Data records
________________

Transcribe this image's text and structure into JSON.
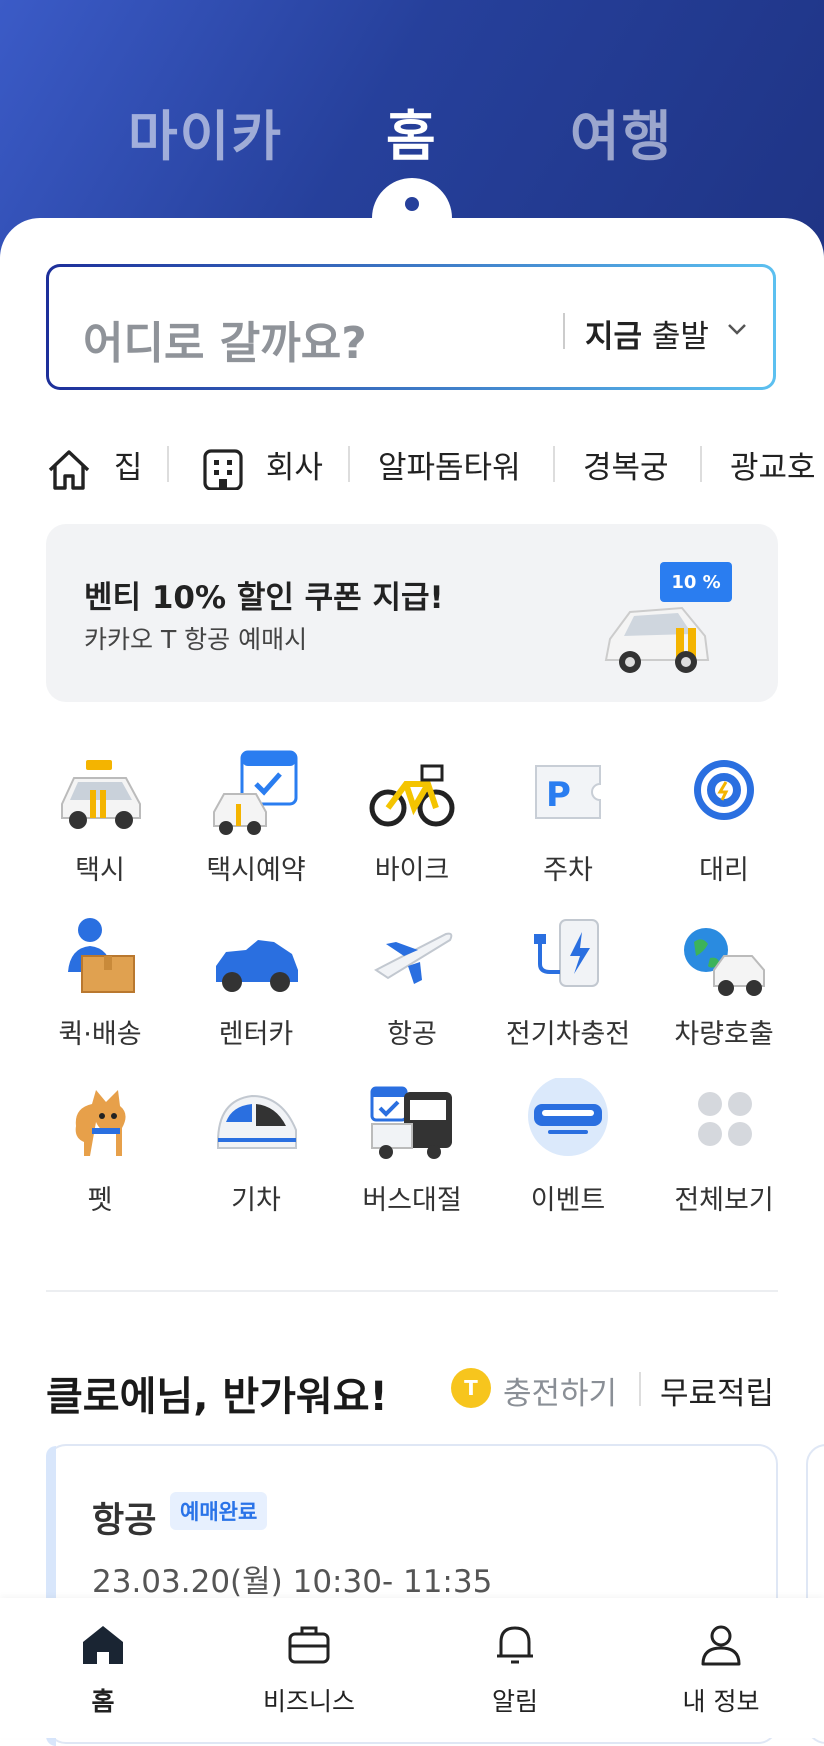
{
  "top_tabs": {
    "mycar": "마이카",
    "home": "홈",
    "travel": "여행"
  },
  "search": {
    "placeholder": "어디로 갈까요?",
    "time_bold": "지금",
    "time_text": " 출발"
  },
  "places": {
    "home": "집",
    "work": "회사",
    "p1": "알파돔타워",
    "p2": "경복궁",
    "p3": "광교호"
  },
  "banner": {
    "title": "벤티 10% 할인 쿠폰 지급!",
    "subtitle": "카카오 T 항공 예매시",
    "badge": "10 %"
  },
  "services": {
    "taxi": "택시",
    "taxi_reserve": "택시예약",
    "bike": "바이크",
    "parking": "주차",
    "driver": "대리",
    "quick": "퀵·배송",
    "rentcar": "렌터카",
    "flight": "항공",
    "ev": "전기차충전",
    "car_call": "차량호출",
    "pet": "펫",
    "train": "기차",
    "bus": "버스대절",
    "event": "이벤트",
    "all": "전체보기"
  },
  "greeting": {
    "text": "클로에님, 반가워요!",
    "coin": "T",
    "charge": "충전하기",
    "free": "무료적립"
  },
  "card": {
    "title": "항공",
    "badge": "예매완료",
    "date": "23.03.20(월) 10:30- 11:35"
  },
  "bottom_nav": {
    "home": "홈",
    "business": "비즈니스",
    "alerts": "알림",
    "profile": "내 정보"
  },
  "colors": {
    "header": "#26409b",
    "accent": "#2a7df0",
    "coin": "#f7c51d"
  }
}
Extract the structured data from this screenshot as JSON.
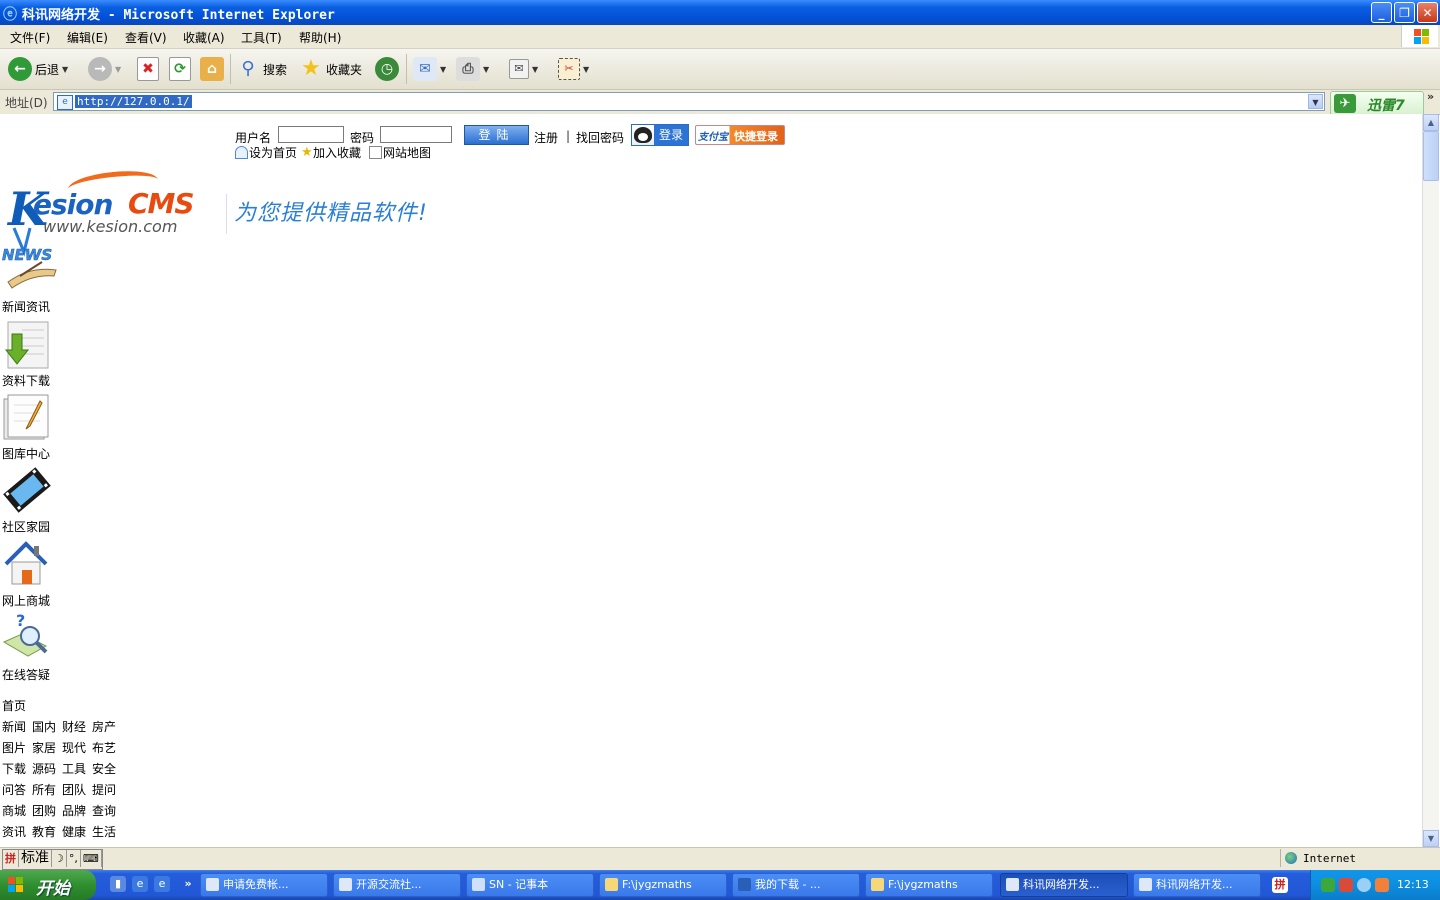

________________

Aim of the task:
Find each line holding "this". Copy it out.

Correct response:
Transcribe this image's text and structure into JSON.
Extract the structured data from this screenshot as JSON.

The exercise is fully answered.